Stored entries
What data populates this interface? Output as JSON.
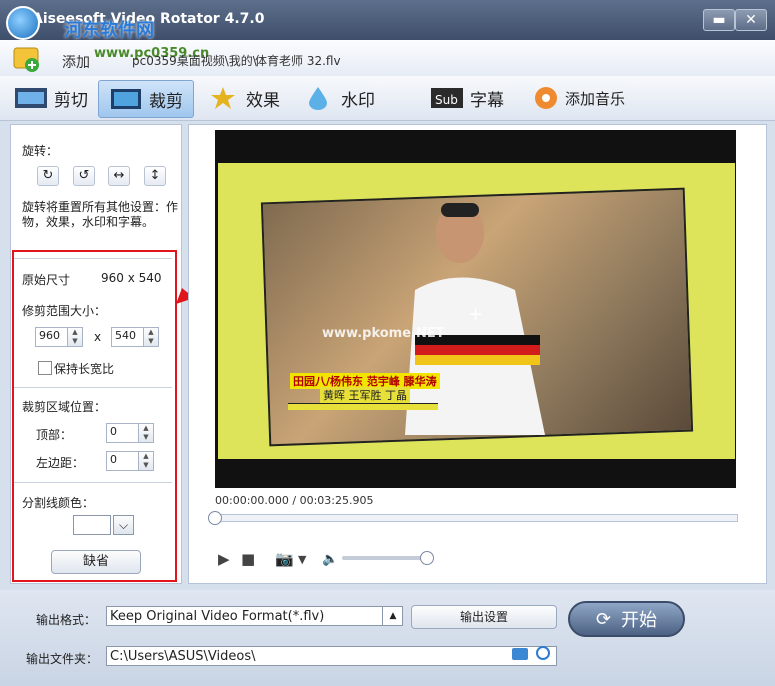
{
  "window": {
    "title": "Aiseesoft Video Rotator 4.7.0",
    "minimize": "▬",
    "close": "✕"
  },
  "watermark": {
    "text": "河东软件网",
    "site": "www.pc0359.cn"
  },
  "add_bar": {
    "add_label": "添加",
    "path": "pc0359桌面视频\\我的\\",
    "file": "体育老师 32.flv"
  },
  "tabs": [
    {
      "label": "剪切",
      "icon": "film-icon"
    },
    {
      "label": "裁剪",
      "icon": "crop-icon",
      "active": true
    },
    {
      "label": "效果",
      "icon": "effects-icon"
    },
    {
      "label": "水印",
      "icon": "watermark-icon"
    },
    {
      "label": "字幕",
      "icon": "subtitle-icon"
    },
    {
      "label": "添加音乐",
      "icon": "music-icon"
    }
  ],
  "sidebar": {
    "rotate_label": "旋转：",
    "rotate_buttons": [
      "↻",
      "↺",
      "↔",
      "↕"
    ],
    "rotate_note": "旋转将重置所有其他设置：作物，效果，水印和字幕。",
    "original_size_label": "原始尺寸",
    "original_size_value": "960 x 540",
    "crop_size_label": "修剪范围大小：",
    "crop_width": "960",
    "crop_x": "x",
    "crop_height": "540",
    "keep_ratio_label": "保持长宽比",
    "crop_pos_label": "裁剪区域位置：",
    "top_label": "顶部：",
    "top_value": "0",
    "left_label": "左边距：",
    "left_value": "0",
    "divider_color_label": "分割线颜色：",
    "default_button": "缺省"
  },
  "preview": {
    "timecode": "00:00:00.000 / 00:03:25.905",
    "video_watermark": "www.pkome.NET",
    "caption_line1": "田园八/杨伟东 范宇峰 滕华涛",
    "caption_line2": "黄晖 王军胜 丁晶",
    "progress": 0.0,
    "volume": 0.88
  },
  "bottom": {
    "output_format_label": "输出格式：",
    "output_format_value": "Keep Original Video Format(*.flv)",
    "output_settings_button": "输出设置",
    "output_folder_label": "输出文件夹：",
    "output_folder_value": "C:\\Users\\ASUS\\Videos\\",
    "start_button": "开始"
  },
  "colors": {
    "highlight": "#e0161c",
    "accent": "#3b6fb6"
  }
}
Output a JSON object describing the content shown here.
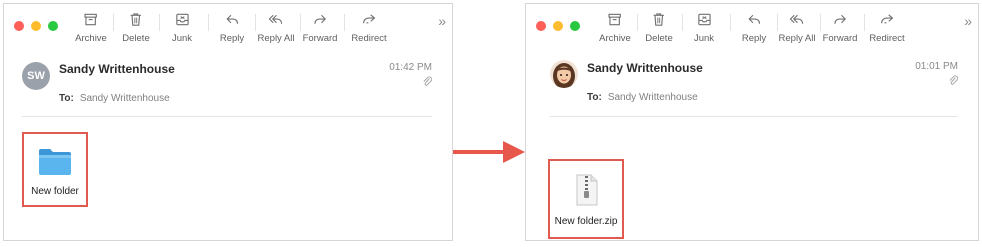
{
  "toolbar": {
    "archive": "Archive",
    "delete": "Delete",
    "junk": "Junk",
    "reply": "Reply",
    "reply_all": "Reply All",
    "forward": "Forward",
    "redirect": "Redirect",
    "more_icon": "chevron-double-right-icon"
  },
  "left_window": {
    "avatar_initials": "SW",
    "sender": "Sandy Writtenhouse",
    "to_label": "To:",
    "recipient": "Sandy Writtenhouse",
    "time": "01:42 PM",
    "attachment": {
      "name": "New folder",
      "icon": "folder-icon"
    }
  },
  "right_window": {
    "avatar": "memoji-avatar",
    "sender": "Sandy Writtenhouse",
    "to_label": "To:",
    "recipient": "Sandy Writtenhouse",
    "time": "01:01 PM",
    "attachment": {
      "name": "New folder.zip",
      "icon": "zip-file-icon"
    }
  },
  "colors": {
    "highlight": "#e05a4e",
    "arrow": "#e8574b",
    "folder": "#4aa8e8"
  }
}
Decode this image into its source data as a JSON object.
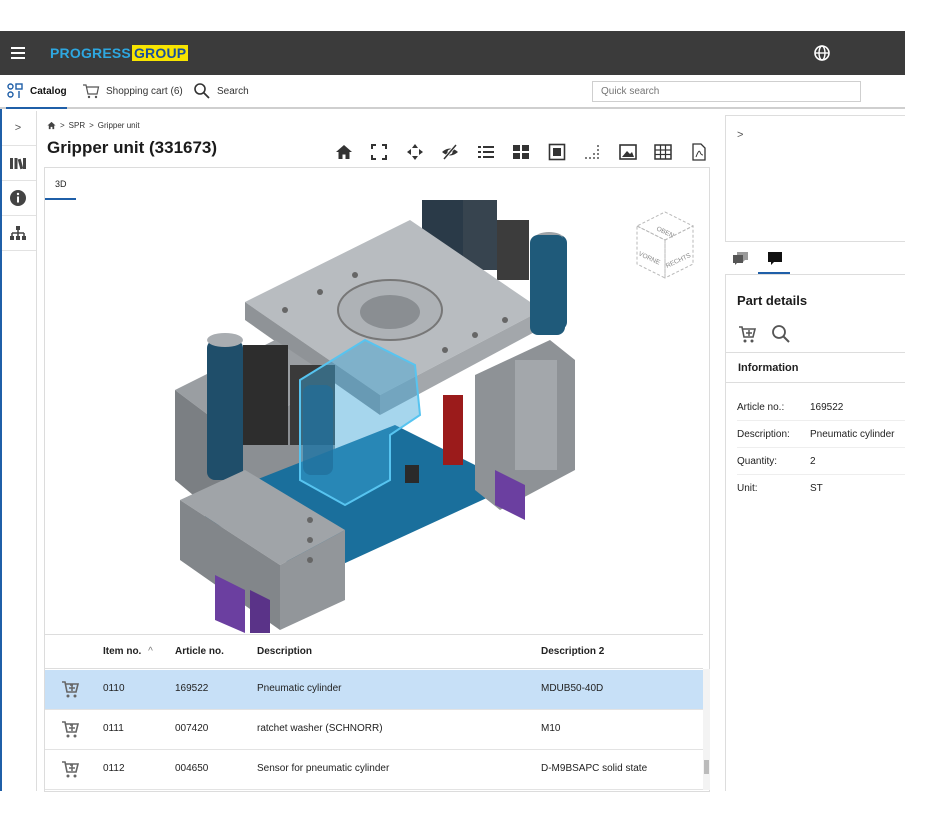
{
  "header": {
    "brand_part1": "PROGRESS",
    "brand_part2": "GROUP"
  },
  "nav": {
    "catalog": "Catalog",
    "cart": "Shopping cart (6)",
    "search": "Search",
    "quick_search_placeholder": "Quick search"
  },
  "breadcrumb": {
    "sep": ">",
    "items": [
      "SPR",
      "Gripper unit"
    ]
  },
  "page": {
    "title": "Gripper unit (331673)"
  },
  "viewer": {
    "tab_3d": "3D",
    "cube_labels": [
      "OBEN",
      "VORNE",
      "RECHTS"
    ]
  },
  "table": {
    "headers": [
      "Item no.",
      "Article no.",
      "Description",
      "Description 2"
    ],
    "sort_indicator": "^",
    "rows": [
      {
        "item": "0110",
        "article": "169522",
        "description": "Pneumatic cylinder",
        "description2": "MDUB50-40D",
        "selected": true
      },
      {
        "item": "0111",
        "article": "007420",
        "description": "ratchet washer (SCHNORR)",
        "description2": "M10",
        "selected": false
      },
      {
        "item": "0112",
        "article": "004650",
        "description": "Sensor for pneumatic cylinder",
        "description2": "D-M9BSAPC solid state",
        "selected": false
      }
    ]
  },
  "right_panel": {
    "collapse": ">",
    "part_details_title": "Part details",
    "information_header": "Information",
    "fields": [
      {
        "label": "Article no.:",
        "value": "169522"
      },
      {
        "label": "Description:",
        "value": "Pneumatic cylinder"
      },
      {
        "label": "Quantity:",
        "value": "2"
      },
      {
        "label": "Unit:",
        "value": "ST"
      }
    ]
  },
  "rail": {
    "toggle": ">"
  },
  "colors": {
    "topbar": "#3b3b3b",
    "accent": "#1f5fa8",
    "selected_row": "#c7e0f7",
    "brand_blue": "#2ea7e0",
    "brand_yellow": "#f7e400"
  },
  "icons": [
    "menu-icon",
    "globe-icon",
    "catalog-icon",
    "cart-icon",
    "search-icon",
    "home-icon",
    "fit-view-icon",
    "explode-icon",
    "hide-icon",
    "list-icon",
    "grid-icon",
    "frame-icon",
    "dots-icon",
    "image-icon",
    "table-icon",
    "pdf-icon",
    "library-icon",
    "info-icon",
    "tree-icon",
    "comments-icon",
    "chat-icon",
    "add-to-cart-icon"
  ]
}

■ **Task**: Exclude every picture and copy the remaining data exactly.

■ **Exercise solution**:
What data populates this interface? Output as JSON.
{
  "window": {
    "title": "Aiseesoft Video Rotator 4.7.0",
    "minimize": "▬",
    "close": "✕"
  },
  "watermark": {
    "text": "河东软件网",
    "site": "www.pc0359.cn"
  },
  "add_bar": {
    "add_label": "添加",
    "path": "pc0359桌面视频\\我的\\",
    "file": "体育老师 32.flv"
  },
  "tabs": [
    {
      "label": "剪切",
      "icon": "film-icon"
    },
    {
      "label": "裁剪",
      "icon": "crop-icon",
      "active": true
    },
    {
      "label": "效果",
      "icon": "effects-icon"
    },
    {
      "label": "水印",
      "icon": "watermark-icon"
    },
    {
      "label": "字幕",
      "icon": "subtitle-icon"
    },
    {
      "label": "添加音乐",
      "icon": "music-icon"
    }
  ],
  "sidebar": {
    "rotate_label": "旋转：",
    "rotate_buttons": [
      "↻",
      "↺",
      "↔",
      "↕"
    ],
    "rotate_note": "旋转将重置所有其他设置：作物，效果，水印和字幕。",
    "original_size_label": "原始尺寸",
    "original_size_value": "960 x 540",
    "crop_size_label": "修剪范围大小：",
    "crop_width": "960",
    "crop_x": "x",
    "crop_height": "540",
    "keep_ratio_label": "保持长宽比",
    "crop_pos_label": "裁剪区域位置：",
    "top_label": "顶部：",
    "top_value": "0",
    "left_label": "左边距：",
    "left_value": "0",
    "divider_color_label": "分割线颜色：",
    "default_button": "缺省"
  },
  "preview": {
    "timecode": "00:00:00.000 / 00:03:25.905",
    "video_watermark": "www.pkome.NET",
    "caption_line1": "田园八/杨伟东 范宇峰 滕华涛",
    "caption_line2": "黄晖 王军胜 丁晶",
    "progress": 0.0,
    "volume": 0.88
  },
  "bottom": {
    "output_format_label": "输出格式：",
    "output_format_value": "Keep Original Video Format(*.flv)",
    "output_settings_button": "输出设置",
    "output_folder_label": "输出文件夹：",
    "output_folder_value": "C:\\Users\\ASUS\\Videos\\",
    "start_button": "开始"
  },
  "colors": {
    "highlight": "#e0161c",
    "accent": "#3b6fb6"
  }
}
Output a JSON object describing the content shown here.
{
  "toolbar": {
    "archive": "Archive",
    "delete": "Delete",
    "junk": "Junk",
    "reply": "Reply",
    "reply_all": "Reply All",
    "forward": "Forward",
    "redirect": "Redirect",
    "more_icon": "chevron-double-right-icon"
  },
  "left_window": {
    "avatar_initials": "SW",
    "sender": "Sandy Writtenhouse",
    "to_label": "To:",
    "recipient": "Sandy Writtenhouse",
    "time": "01:42 PM",
    "attachment": {
      "name": "New folder",
      "icon": "folder-icon"
    }
  },
  "right_window": {
    "avatar": "memoji-avatar",
    "sender": "Sandy Writtenhouse",
    "to_label": "To:",
    "recipient": "Sandy Writtenhouse",
    "time": "01:01 PM",
    "attachment": {
      "name": "New folder.zip",
      "icon": "zip-file-icon"
    }
  },
  "colors": {
    "highlight": "#e05a4e",
    "arrow": "#e8574b",
    "folder": "#4aa8e8"
  }
}
Decode this image into its source data as a JSON object.
{
  "header": {
    "brand_part1": "PROGRESS",
    "brand_part2": "GROUP"
  },
  "nav": {
    "catalog": "Catalog",
    "cart": "Shopping cart (6)",
    "search": "Search",
    "quick_search_placeholder": "Quick search"
  },
  "breadcrumb": {
    "sep": ">",
    "items": [
      "SPR",
      "Gripper unit"
    ]
  },
  "page": {
    "title": "Gripper unit (331673)"
  },
  "viewer": {
    "tab_3d": "3D",
    "cube_labels": [
      "OBEN",
      "VORNE",
      "RECHTS"
    ]
  },
  "table": {
    "headers": [
      "Item no.",
      "Article no.",
      "Description",
      "Description 2"
    ],
    "sort_indicator": "^",
    "rows": [
      {
        "item": "0110",
        "article": "169522",
        "description": "Pneumatic cylinder",
        "description2": "MDUB50-40D",
        "selected": true
      },
      {
        "item": "0111",
        "article": "007420",
        "description": "ratchet washer (SCHNORR)",
        "description2": "M10",
        "selected": false
      },
      {
        "item": "0112",
        "article": "004650",
        "description": "Sensor for pneumatic cylinder",
        "description2": "D-M9BSAPC solid state",
        "selected": false
      }
    ]
  },
  "right_panel": {
    "collapse": ">",
    "part_details_title": "Part details",
    "information_header": "Information",
    "fields": [
      {
        "label": "Article no.:",
        "value": "169522"
      },
      {
        "label": "Description:",
        "value": "Pneumatic cylinder"
      },
      {
        "label": "Quantity:",
        "value": "2"
      },
      {
        "label": "Unit:",
        "value": "ST"
      }
    ]
  },
  "rail": {
    "toggle": ">"
  },
  "colors": {
    "topbar": "#3b3b3b",
    "accent": "#1f5fa8",
    "selected_row": "#c7e0f7",
    "brand_blue": "#2ea7e0",
    "brand_yellow": "#f7e400"
  },
  "icons": [
    "menu-icon",
    "globe-icon",
    "catalog-icon",
    "cart-icon",
    "search-icon",
    "home-icon",
    "fit-view-icon",
    "explode-icon",
    "hide-icon",
    "list-icon",
    "grid-icon",
    "frame-icon",
    "dots-icon",
    "image-icon",
    "table-icon",
    "pdf-icon",
    "library-icon",
    "info-icon",
    "tree-icon",
    "comments-icon",
    "chat-icon",
    "add-to-cart-icon"
  ]
}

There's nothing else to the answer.